Everything in the data should be repeated exactly, save for the images.

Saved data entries
>> BEGIN

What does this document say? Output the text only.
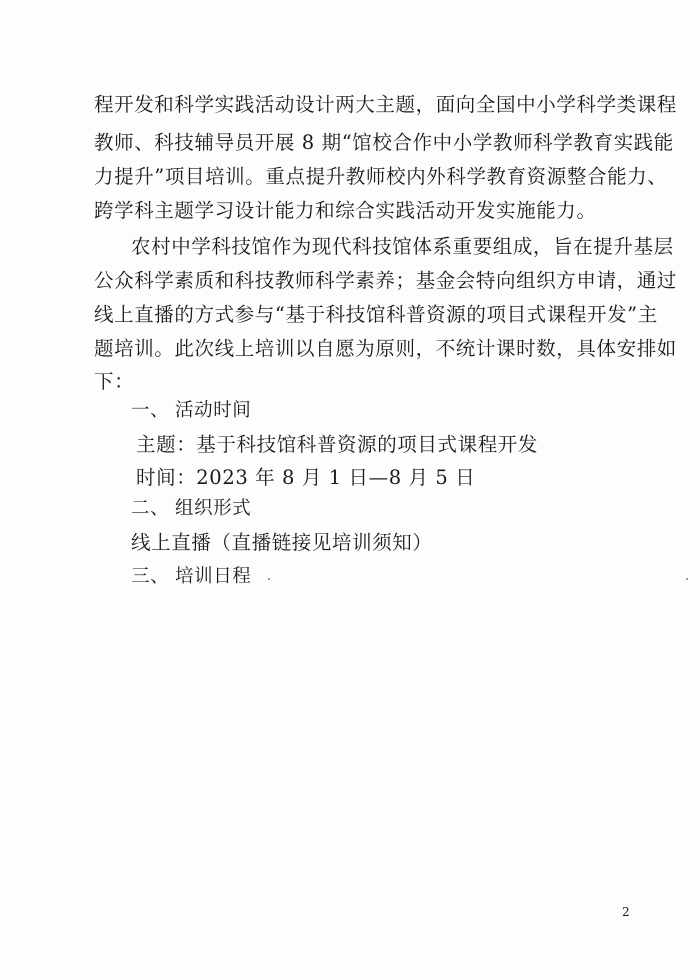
程开发和科学实践活动设计两大主题，面向全国中小学科学类课程
教师、科技辅导员开展 8 期“馆校合作中小学教师科学教育实践能
力提升”项目培训。重点提升教师校内外科学教育资源整合能力、
跨学科主题学习设计能力和综合实践活动开发实施能力。
农村中学科技馆作为现代科技馆体系重要组成，旨在提升基层
公众科学素质和科技教师科学素养；基金会特向组织方申请，通过
线上直播的方式参与“基于科技馆科普资源的项目式课程开发”主
题培训。此次线上培训以自愿为原则，不统计课时数，具体安排如
下：
一、 活动时间
主题：基于科技馆科普资源的项目式课程开发
时间：2023 年 8 月 1 日—8 月 5 日
二、 组织形式
线上直播（直播链接见培训须知）
三、 培训日程
2
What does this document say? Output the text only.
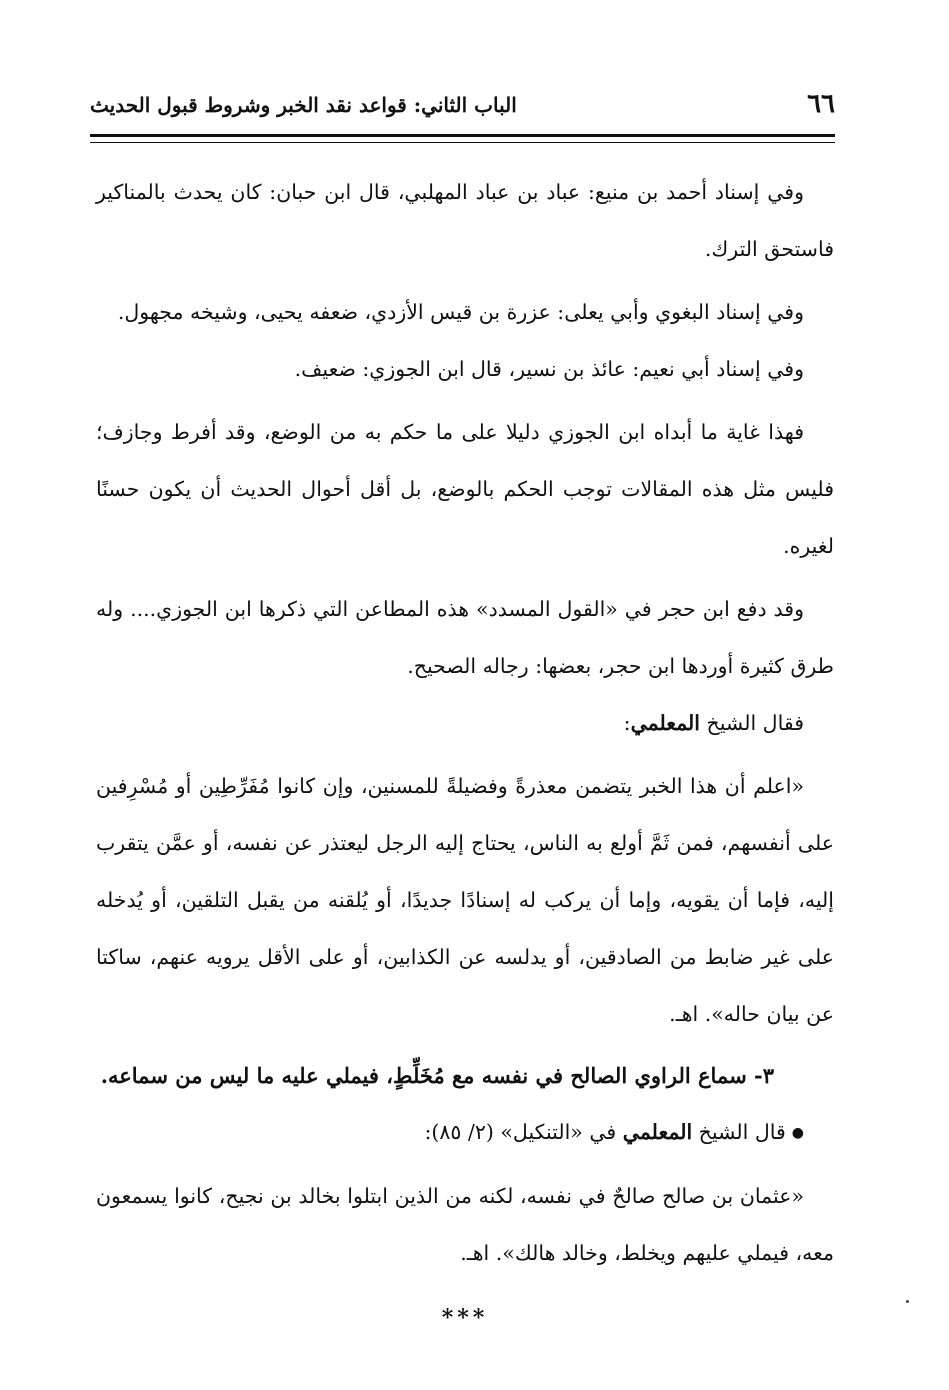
٦٦
الباب الثاني: قواعد نقد الخبر وشروط قبول الحديث

وفي إسناد أحمد بن منيع: عباد بن عباد المهلبي، قال ابن حبان: كان يحدث بالمناكير فاستحق الترك.

وفي إسناد البغوي وأبي يعلى: عزرة بن قيس الأزدي، ضعفه يحيى، وشيخه مجهول.

وفي إسناد أبي نعيم: عائذ بن نسير، قال ابن الجوزي: ضعيف.

فهذا غاية ما أبداه ابن الجوزي دليلا على ما حكم به من الوضع، وقد أفرط وجازف؛ فليس مثل هذه المقالات توجب الحكم بالوضع، بل أقل أحوال الحديث أن يكون حسنًا لغيره.

وقد دفع ابن حجر في «القول المسدد» هذه المطاعن التي ذكرها ابن الجوزي.... وله طرق كثيرة أوردها ابن حجر، بعضها: رجاله الصحيح.

فقال الشيخ المعلمي:

«اعلم أن هذا الخبر يتضمن معذرةً وفضيلةً للمسنين، وإن كانوا مُفَرِّطِين أو مُسْرِفين على أنفسهم، فمن ثَمَّ أولع به الناس، يحتاج إليه الرجل ليعتذر عن نفسه، أو عمَّن يتقرب إليه، فإما أن يقويه، وإما أن يركب له إسنادًا جديدًا، أو يُلقنه من يقبل التلقين، أو يُدخله على غير ضابط من الصادقين، أو يدلسه عن الكذابين، أو على الأقل يرويه عنهم، ساكتا عن بيان حاله». اهـ.

٣- سماع الراوي الصالح في نفسه مع مُخَلِّطٍ، فيملي عليه ما ليس من سماعه.

●قال الشيخ المعلمي في «التنكيل» (٢/ ٨٥):

«عثمان بن صالح صالحٌ في نفسه، لكنه من الذين ابتلوا بخالد بن نجيح، كانوا يسمعون معه، فيملي عليهم ويخلط، وخالد هالك». اهـ.

***
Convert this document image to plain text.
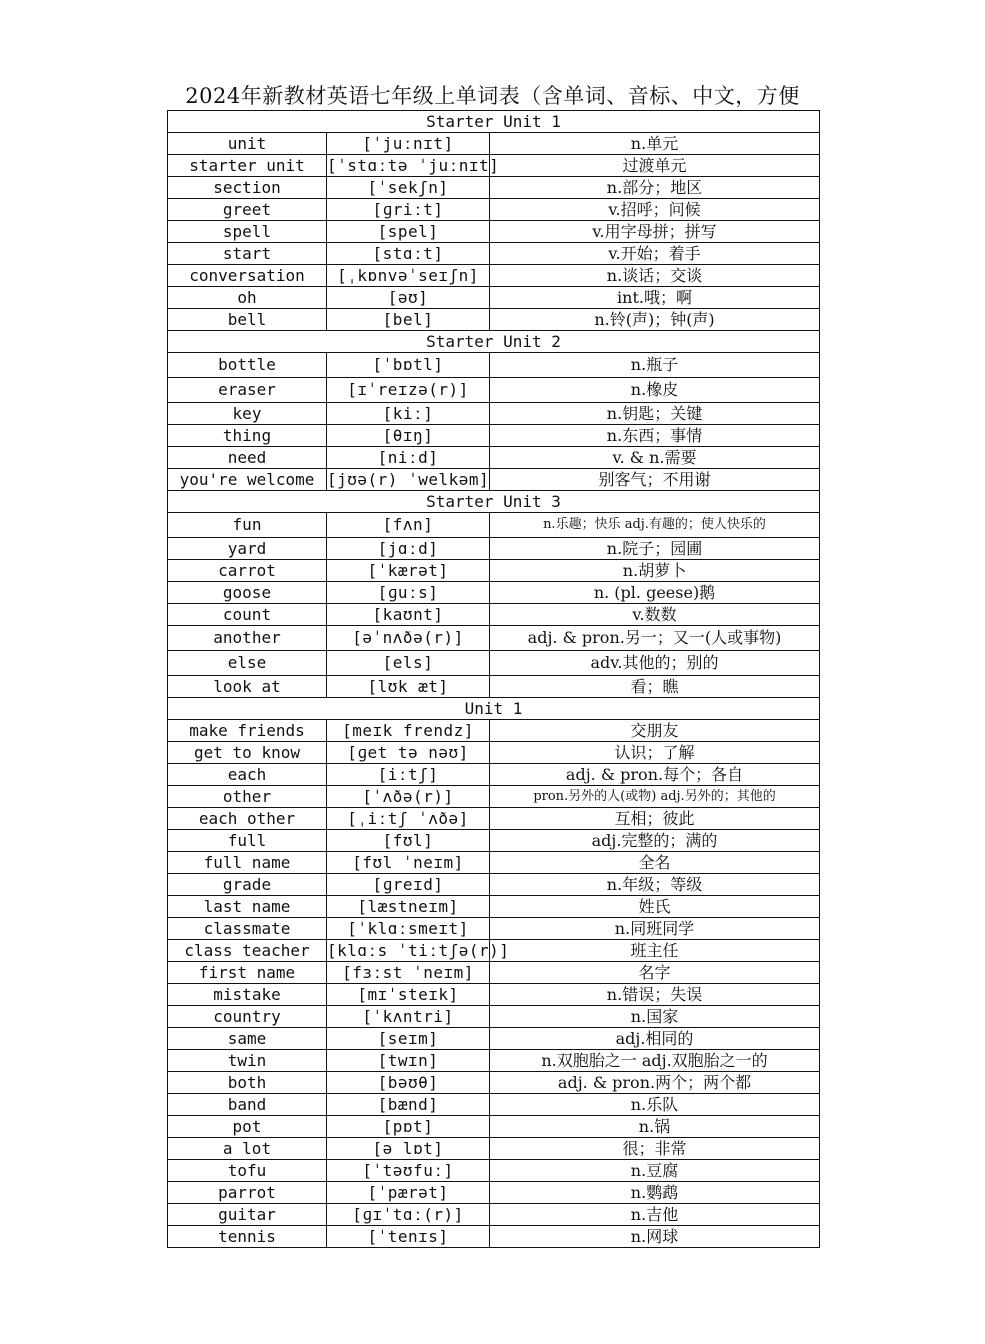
2024年新教材英语七年级上单词表（含单词、音标、中文，方便
Starter Unit 1		
unit	[ˈjuːnɪt]	n.单元
starter unit	[ˈstɑːtə ˈjuːnɪt]	过渡单元
section	[ˈsekʃn]	n.部分；地区
greet	[ɡriːt]	v.招呼；问候
spell	[spel]	v.用字母拼；拼写
start	[stɑːt]	v.开始；着手
conversation	[ˌkɒnvəˈseɪʃn]	n.谈话；交谈
oh	[əʊ]	int.哦；啊
bell	[bel]	n.铃(声)；钟(声)
Starter Unit 2		
bottle	[ˈbɒtl]	n.瓶子
eraser	[ɪˈreɪzə(r)]	n.橡皮
key	[kiː]	n.钥匙；关键
thing	[θɪŋ]	n.东西；事情
need	[niːd]	v. & n.需要
you're welcome	[jʊə(r) ˈwelkəm]	别客气；不用谢
Starter Unit 3		
fun	[fʌn]	n.乐趣；快乐 adj.有趣的；使人快乐的
yard	[jɑːd]	n.院子；园圃
carrot	[ˈkærət]	n.胡萝卜
goose	[ɡuːs]	n. (pl. geese)鹅
count	[kaʊnt]	v.数数
another	[əˈnʌðə(r)]	adj. & pron.另一；又一(人或事物)
else	[els]	adv.其他的；别的
look at	[lʊk æt]	看；瞧
Unit 1		
make friends	[meɪk frendz]	交朋友
get to know	[ɡet tə nəʊ]	认识；了解
each	[iːtʃ]	adj. & pron.每个；各自
other	[ˈʌðə(r)]	pron.另外的人(或物) adj.另外的；其他的
each other	[ˌiːtʃ ˈʌðə]	互相；彼此
full	[fʊl]	adj.完整的；满的
full name	[fʊl ˈneɪm]	全名
grade	[ɡreɪd]	n.年级；等级
last name	[læstneɪm]	姓氏
classmate	[ˈklɑːsmeɪt]	n.同班同学
class teacher	[klɑːs ˈtiːtʃə(r)]	班主任
first name	[fɜːst ˈneɪm]	名字
mistake	[mɪˈsteɪk]	n.错误；失误
country	[ˈkʌntri]	n.国家
same	[seɪm]	adj.相同的
twin	[twɪn]	n.双胞胎之一 adj.双胞胎之一的
both	[bəʊθ]	adj. & pron.两个；两个都
band	[bænd]	n.乐队
pot	[pɒt]	n.锅
a lot	[ə lɒt]	很；非常
tofu	[ˈtəʊfuː]	n.豆腐
parrot	[ˈpærət]	n.鹦鹉
guitar	[ɡɪˈtɑː(r)]	n.吉他
tennis	[ˈtenɪs]	n.网球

>> END

**RESULT BELOW**
What does this document say? Output the text only.
程开发和科学实践活动设计两大主题，面向全国中小学科学类课程
教师、科技辅导员开展 8 期“馆校合作中小学教师科学教育实践能
力提升”项目培训。重点提升教师校内外科学教育资源整合能力、
跨学科主题学习设计能力和综合实践活动开发实施能力。
农村中学科技馆作为现代科技馆体系重要组成，旨在提升基层
公众科学素质和科技教师科学素养；基金会特向组织方申请，通过
线上直播的方式参与“基于科技馆科普资源的项目式课程开发”主
题培训。此次线上培训以自愿为原则，不统计课时数，具体安排如
下：
一、 活动时间
主题：基于科技馆科普资源的项目式课程开发
时间：2023 年 8 月 1 日—8 月 5 日
二、 组织形式
线上直播（直播链接见培训须知）
三、 培训日程
2
What does this document say? Output the text only.
٦٦
الباب الثاني: قواعد نقد الخبر وشروط قبول الحديث

وفي إسناد أحمد بن منيع: عباد بن عباد المهلبي، قال ابن حبان: كان يحدث بالمناكير فاستحق الترك.

وفي إسناد البغوي وأبي يعلى: عزرة بن قيس الأزدي، ضعفه يحيى، وشيخه مجهول.

وفي إسناد أبي نعيم: عائذ بن نسير، قال ابن الجوزي: ضعيف.

فهذا غاية ما أبداه ابن الجوزي دليلا على ما حكم به من الوضع، وقد أفرط وجازف؛ فليس مثل هذه المقالات توجب الحكم بالوضع، بل أقل أحوال الحديث أن يكون حسنًا لغيره.

وقد دفع ابن حجر في «القول المسدد» هذه المطاعن التي ذكرها ابن الجوزي.... وله طرق كثيرة أوردها ابن حجر، بعضها: رجاله الصحيح.

فقال الشيخ المعلمي:

«اعلم أن هذا الخبر يتضمن معذرةً وفضيلةً للمسنين، وإن كانوا مُفَرِّطِين أو مُسْرِفين على أنفسهم، فمن ثَمَّ أولع به الناس، يحتاج إليه الرجل ليعتذر عن نفسه، أو عمَّن يتقرب إليه، فإما أن يقويه، وإما أن يركب له إسنادًا جديدًا، أو يُلقنه من يقبل التلقين، أو يُدخله على غير ضابط من الصادقين، أو يدلسه عن الكذابين، أو على الأقل يرويه عنهم، ساكتا عن بيان حاله». اهـ.

٣- سماع الراوي الصالح في نفسه مع مُخَلِّطٍ، فيملي عليه ما ليس من سماعه.

●قال الشيخ المعلمي في «التنكيل» (٢/ ٨٥):

«عثمان بن صالح صالحٌ في نفسه، لكنه من الذين ابتلوا بخالد بن نجيح، كانوا يسمعون معه، فيملي عليهم ويخلط، وخالد هالك». اهـ.

***
Convert this document image to plain text.
2024年新教材英语七年级上单词表（含单词、音标、中文，方便
Starter Unit 1		
unit	[ˈjuːnɪt]	n.单元
starter unit	[ˈstɑːtə ˈjuːnɪt]	过渡单元
section	[ˈsekʃn]	n.部分；地区
greet	[ɡriːt]	v.招呼；问候
spell	[spel]	v.用字母拼；拼写
start	[stɑːt]	v.开始；着手
conversation	[ˌkɒnvəˈseɪʃn]	n.谈话；交谈
oh	[əʊ]	int.哦；啊
bell	[bel]	n.铃(声)；钟(声)
Starter Unit 2		
bottle	[ˈbɒtl]	n.瓶子
eraser	[ɪˈreɪzə(r)]	n.橡皮
key	[kiː]	n.钥匙；关键
thing	[θɪŋ]	n.东西；事情
need	[niːd]	v. & n.需要
you're welcome	[jʊə(r) ˈwelkəm]	别客气；不用谢
Starter Unit 3		
fun	[fʌn]	n.乐趣；快乐 adj.有趣的；使人快乐的
yard	[jɑːd]	n.院子；园圃
carrot	[ˈkærət]	n.胡萝卜
goose	[ɡuːs]	n. (pl. geese)鹅
count	[kaʊnt]	v.数数
another	[əˈnʌðə(r)]	adj. & pron.另一；又一(人或事物)
else	[els]	adv.其他的；别的
look at	[lʊk æt]	看；瞧
Unit 1		
make friends	[meɪk frendz]	交朋友
get to know	[ɡet tə nəʊ]	认识；了解
each	[iːtʃ]	adj. & pron.每个；各自
other	[ˈʌðə(r)]	pron.另外的人(或物) adj.另外的；其他的
each other	[ˌiːtʃ ˈʌðə]	互相；彼此
full	[fʊl]	adj.完整的；满的
full name	[fʊl ˈneɪm]	全名
grade	[ɡreɪd]	n.年级；等级
last name	[læstneɪm]	姓氏
classmate	[ˈklɑːsmeɪt]	n.同班同学
class teacher	[klɑːs ˈtiːtʃə(r)]	班主任
first name	[fɜːst ˈneɪm]	名字
mistake	[mɪˈsteɪk]	n.错误；失误
country	[ˈkʌntri]	n.国家
same	[seɪm]	adj.相同的
twin	[twɪn]	n.双胞胎之一 adj.双胞胎之一的
both	[bəʊθ]	adj. & pron.两个；两个都
band	[bænd]	n.乐队
pot	[pɒt]	n.锅
a lot	[ə lɒt]	很；非常
tofu	[ˈtəʊfuː]	n.豆腐
parrot	[ˈpærət]	n.鹦鹉
guitar	[ɡɪˈtɑː(r)]	n.吉他
tennis	[ˈtenɪs]	n.网球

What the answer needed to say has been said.